(Lines of data)
START
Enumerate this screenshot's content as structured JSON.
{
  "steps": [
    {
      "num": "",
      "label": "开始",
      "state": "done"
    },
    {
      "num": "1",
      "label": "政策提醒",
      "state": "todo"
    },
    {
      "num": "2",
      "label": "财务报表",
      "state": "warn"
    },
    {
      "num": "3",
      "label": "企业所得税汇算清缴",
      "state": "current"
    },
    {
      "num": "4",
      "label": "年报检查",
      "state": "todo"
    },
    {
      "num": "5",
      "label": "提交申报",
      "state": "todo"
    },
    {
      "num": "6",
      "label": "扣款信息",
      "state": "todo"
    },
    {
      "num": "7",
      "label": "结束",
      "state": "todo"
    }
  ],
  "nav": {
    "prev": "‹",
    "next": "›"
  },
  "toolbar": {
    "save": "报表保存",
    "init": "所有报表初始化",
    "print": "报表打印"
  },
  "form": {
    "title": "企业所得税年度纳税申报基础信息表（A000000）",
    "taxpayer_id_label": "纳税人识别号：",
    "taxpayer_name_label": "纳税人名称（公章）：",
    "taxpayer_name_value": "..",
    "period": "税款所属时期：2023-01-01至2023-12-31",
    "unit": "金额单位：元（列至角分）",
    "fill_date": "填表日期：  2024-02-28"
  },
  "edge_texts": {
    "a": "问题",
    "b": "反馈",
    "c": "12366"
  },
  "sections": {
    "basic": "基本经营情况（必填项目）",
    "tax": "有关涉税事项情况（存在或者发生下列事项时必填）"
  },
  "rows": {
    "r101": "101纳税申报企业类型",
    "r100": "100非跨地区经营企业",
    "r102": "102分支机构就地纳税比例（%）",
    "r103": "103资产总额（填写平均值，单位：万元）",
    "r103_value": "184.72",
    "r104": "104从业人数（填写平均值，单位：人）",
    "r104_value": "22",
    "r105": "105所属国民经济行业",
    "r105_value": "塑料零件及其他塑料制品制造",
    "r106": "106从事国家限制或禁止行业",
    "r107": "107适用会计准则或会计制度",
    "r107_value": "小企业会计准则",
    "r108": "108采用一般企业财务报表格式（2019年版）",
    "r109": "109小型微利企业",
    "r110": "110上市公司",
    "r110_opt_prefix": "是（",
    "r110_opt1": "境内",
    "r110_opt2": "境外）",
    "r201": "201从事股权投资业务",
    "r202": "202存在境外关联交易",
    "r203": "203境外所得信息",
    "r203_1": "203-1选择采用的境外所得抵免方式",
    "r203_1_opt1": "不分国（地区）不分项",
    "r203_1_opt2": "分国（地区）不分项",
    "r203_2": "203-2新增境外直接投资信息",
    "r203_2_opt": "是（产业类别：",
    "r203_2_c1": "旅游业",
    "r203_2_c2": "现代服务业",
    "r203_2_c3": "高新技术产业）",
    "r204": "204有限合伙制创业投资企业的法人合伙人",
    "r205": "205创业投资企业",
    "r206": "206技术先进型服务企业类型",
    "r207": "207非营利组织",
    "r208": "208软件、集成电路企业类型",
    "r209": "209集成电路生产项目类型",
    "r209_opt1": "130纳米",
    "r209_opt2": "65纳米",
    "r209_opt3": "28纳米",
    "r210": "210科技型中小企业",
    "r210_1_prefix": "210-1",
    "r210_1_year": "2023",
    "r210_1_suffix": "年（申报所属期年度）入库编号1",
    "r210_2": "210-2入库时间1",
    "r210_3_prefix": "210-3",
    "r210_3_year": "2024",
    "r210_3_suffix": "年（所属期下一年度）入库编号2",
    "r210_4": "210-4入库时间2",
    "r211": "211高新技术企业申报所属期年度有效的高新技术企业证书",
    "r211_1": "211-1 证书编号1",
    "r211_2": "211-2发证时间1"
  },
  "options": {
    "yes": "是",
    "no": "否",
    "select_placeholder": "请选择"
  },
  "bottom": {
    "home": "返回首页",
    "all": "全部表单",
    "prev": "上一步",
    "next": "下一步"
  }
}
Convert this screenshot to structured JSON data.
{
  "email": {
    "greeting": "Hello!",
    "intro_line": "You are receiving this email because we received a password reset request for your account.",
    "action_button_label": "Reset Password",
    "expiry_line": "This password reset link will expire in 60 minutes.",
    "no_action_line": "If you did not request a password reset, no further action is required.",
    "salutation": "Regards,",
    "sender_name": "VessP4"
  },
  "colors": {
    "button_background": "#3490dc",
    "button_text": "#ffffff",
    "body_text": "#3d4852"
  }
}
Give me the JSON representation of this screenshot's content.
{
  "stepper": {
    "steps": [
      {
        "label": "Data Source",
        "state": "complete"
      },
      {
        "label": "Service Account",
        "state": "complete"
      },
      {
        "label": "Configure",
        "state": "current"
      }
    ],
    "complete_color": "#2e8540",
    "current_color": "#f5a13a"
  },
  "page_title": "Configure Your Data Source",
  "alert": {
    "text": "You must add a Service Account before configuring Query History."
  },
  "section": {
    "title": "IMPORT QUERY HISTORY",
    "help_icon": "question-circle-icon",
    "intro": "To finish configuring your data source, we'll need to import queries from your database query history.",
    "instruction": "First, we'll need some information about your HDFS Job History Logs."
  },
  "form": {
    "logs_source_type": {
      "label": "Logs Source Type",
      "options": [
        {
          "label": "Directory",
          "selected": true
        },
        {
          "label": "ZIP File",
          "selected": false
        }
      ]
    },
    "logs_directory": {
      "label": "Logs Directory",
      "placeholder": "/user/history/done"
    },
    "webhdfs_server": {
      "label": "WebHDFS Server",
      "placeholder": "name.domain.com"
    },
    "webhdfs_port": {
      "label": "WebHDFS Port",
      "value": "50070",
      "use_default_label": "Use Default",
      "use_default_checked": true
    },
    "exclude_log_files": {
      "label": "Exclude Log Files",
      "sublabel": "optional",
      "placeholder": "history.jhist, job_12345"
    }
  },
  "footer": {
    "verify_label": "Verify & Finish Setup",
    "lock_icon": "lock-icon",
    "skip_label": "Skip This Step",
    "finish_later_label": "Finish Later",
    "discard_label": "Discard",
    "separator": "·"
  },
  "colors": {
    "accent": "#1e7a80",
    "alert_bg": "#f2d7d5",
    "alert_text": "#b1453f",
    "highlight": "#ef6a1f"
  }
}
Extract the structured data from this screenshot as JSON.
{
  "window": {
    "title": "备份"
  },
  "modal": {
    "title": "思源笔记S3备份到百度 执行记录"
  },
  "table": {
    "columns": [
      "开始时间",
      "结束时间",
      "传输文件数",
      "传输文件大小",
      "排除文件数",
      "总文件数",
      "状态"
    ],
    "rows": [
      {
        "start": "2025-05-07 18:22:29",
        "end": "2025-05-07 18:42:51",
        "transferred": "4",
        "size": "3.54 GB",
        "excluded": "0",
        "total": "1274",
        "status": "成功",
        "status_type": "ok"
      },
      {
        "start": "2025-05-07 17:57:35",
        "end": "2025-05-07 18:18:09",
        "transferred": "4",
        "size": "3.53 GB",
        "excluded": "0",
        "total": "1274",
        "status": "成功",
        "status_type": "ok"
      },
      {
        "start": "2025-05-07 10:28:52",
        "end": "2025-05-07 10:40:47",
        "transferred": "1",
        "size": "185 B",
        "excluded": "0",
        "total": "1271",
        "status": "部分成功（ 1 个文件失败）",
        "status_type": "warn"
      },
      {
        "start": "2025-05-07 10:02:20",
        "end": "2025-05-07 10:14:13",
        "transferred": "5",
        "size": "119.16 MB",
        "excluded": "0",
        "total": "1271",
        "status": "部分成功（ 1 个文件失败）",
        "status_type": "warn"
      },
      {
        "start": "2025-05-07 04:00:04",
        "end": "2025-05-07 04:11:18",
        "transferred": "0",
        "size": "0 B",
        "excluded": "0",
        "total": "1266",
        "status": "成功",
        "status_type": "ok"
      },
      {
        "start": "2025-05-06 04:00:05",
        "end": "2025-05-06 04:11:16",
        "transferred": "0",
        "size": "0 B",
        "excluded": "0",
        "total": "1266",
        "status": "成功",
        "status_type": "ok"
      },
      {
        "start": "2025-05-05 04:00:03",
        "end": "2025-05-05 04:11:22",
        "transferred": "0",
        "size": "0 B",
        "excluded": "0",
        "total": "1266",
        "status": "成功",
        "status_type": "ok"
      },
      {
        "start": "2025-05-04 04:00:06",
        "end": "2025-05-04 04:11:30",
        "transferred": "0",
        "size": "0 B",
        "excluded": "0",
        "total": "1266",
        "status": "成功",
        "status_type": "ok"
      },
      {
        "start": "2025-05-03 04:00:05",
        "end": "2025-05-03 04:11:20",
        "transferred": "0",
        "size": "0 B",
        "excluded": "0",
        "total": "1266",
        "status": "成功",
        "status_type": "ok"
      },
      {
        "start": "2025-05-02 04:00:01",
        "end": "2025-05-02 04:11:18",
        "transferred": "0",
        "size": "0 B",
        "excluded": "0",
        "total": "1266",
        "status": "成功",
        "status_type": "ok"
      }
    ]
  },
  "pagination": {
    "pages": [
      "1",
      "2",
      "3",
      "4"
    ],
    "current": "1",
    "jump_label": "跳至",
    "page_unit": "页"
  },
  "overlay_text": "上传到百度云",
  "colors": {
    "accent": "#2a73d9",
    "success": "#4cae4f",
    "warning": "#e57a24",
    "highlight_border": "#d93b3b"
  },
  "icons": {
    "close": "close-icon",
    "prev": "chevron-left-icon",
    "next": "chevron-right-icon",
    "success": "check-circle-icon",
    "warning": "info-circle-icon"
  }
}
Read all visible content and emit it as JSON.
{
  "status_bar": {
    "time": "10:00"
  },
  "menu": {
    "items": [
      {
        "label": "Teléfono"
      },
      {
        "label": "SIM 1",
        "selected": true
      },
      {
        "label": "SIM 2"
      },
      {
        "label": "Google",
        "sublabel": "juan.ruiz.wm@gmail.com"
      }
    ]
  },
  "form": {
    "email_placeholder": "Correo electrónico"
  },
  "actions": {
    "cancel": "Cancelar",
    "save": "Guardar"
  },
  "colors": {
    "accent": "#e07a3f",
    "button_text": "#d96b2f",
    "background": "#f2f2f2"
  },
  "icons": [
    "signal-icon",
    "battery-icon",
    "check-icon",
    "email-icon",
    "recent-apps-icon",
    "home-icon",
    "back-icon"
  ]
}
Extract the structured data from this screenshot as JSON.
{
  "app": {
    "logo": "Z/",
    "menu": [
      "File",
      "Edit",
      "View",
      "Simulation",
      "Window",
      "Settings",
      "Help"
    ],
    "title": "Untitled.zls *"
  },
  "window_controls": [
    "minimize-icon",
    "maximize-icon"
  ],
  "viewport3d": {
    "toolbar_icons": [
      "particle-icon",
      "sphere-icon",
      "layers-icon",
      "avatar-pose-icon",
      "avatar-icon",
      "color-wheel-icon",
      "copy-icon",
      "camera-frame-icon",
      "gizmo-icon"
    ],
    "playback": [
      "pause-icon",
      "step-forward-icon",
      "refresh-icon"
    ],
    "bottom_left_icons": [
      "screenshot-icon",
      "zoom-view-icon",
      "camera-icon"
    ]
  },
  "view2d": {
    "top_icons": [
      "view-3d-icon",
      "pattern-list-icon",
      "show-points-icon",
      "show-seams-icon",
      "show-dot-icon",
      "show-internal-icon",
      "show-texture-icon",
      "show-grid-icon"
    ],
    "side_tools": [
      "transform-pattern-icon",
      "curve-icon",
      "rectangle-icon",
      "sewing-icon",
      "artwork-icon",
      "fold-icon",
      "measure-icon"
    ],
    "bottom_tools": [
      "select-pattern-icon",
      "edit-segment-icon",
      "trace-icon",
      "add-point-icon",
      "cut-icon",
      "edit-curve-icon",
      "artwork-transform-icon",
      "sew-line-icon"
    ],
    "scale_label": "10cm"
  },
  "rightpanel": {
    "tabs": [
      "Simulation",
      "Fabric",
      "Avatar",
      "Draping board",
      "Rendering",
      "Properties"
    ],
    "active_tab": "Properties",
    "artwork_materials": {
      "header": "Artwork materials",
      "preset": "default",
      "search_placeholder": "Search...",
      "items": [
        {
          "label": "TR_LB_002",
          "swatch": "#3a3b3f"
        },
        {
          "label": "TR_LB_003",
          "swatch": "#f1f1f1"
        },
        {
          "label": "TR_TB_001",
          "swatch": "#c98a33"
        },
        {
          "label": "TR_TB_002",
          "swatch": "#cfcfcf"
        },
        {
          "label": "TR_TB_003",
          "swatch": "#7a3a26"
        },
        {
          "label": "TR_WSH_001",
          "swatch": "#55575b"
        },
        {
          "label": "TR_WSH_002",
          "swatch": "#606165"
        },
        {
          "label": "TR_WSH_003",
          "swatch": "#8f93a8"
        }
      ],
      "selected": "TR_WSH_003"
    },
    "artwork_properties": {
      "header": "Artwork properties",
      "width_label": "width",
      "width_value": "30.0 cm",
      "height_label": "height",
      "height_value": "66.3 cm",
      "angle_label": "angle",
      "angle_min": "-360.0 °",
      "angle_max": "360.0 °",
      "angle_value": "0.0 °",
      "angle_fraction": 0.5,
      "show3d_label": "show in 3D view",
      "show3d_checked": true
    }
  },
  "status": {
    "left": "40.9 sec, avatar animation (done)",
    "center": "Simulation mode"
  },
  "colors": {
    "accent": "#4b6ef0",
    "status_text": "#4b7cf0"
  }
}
END
Identify the lines of the data that contain the word "structured". Copy each of them.

Enumerate this screenshot's content as structured JSON.
Convert this screenshot to structured JSON data.
Extract the structured data from this screenshot as JSON.
Extract the structured data from this screenshot as JSON.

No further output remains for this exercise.